— Dataset records —

________________________________________

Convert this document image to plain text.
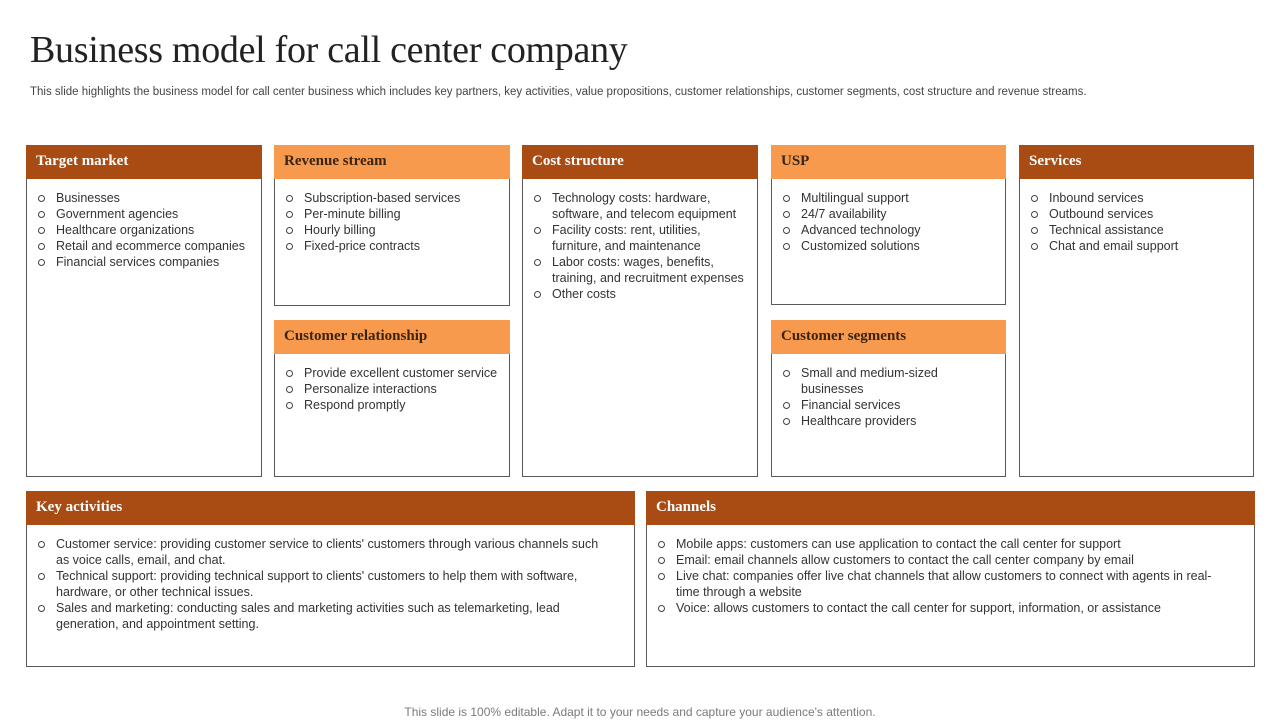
Business model for call center company
This slide highlights the business model for call center business which includes key partners, key activities, value propositions, customer relationships, customer segments, cost structure and revenue streams.
Businesses
Government agencies
Healthcare organizations
Retail and ecommerce companies
Financial services companies
Target market
Subscription-based services
Per-minute billing
Hourly billing
Fixed-price contracts
Revenue stream
Provide excellent customer service
Personalize interactions
Respond promptly
Customer relationship
Technology costs: hardware, software, and telecom equipment
Facility costs: rent, utilities, furniture, and maintenance
Labor costs: wages, benefits, training, and recruitment expenses
Other costs
Cost structure
Multilingual support
24/7 availability
Advanced technology
Customized solutions
USP
Small and medium-sized businesses
Financial services
Healthcare providers
Customer segments
Inbound services
Outbound services
Technical assistance
Chat and email support
Services
Customer service: providing customer service to clients' customers through various channels such as voice calls, email, and chat.
Technical support: providing technical support to clients' customers to help them with software, hardware, or other technical issues.
Sales and marketing: conducting sales and marketing activities such as telemarketing, lead generation, and appointment setting.
Key activities
Mobile apps: customers can use application to contact the call center for support
Email: email channels allow customers to contact the call center company by email
Live chat: companies offer live chat channels that allow customers to connect with agents in real-time through a website
Voice: allows customers to contact the call center for support, information, or assistance
Channels
This slide is 100% editable. Adapt it to your needs and capture your audience's attention.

________________________________________

— Given instruction —
From the entries, copy out each line containing the word "model".

— Solution —
Business model for call center company
This slide highlights the business model for call center business which includes key partners, key activities, value propositions, customer relationships, customer segments, cost structure and revenue streams.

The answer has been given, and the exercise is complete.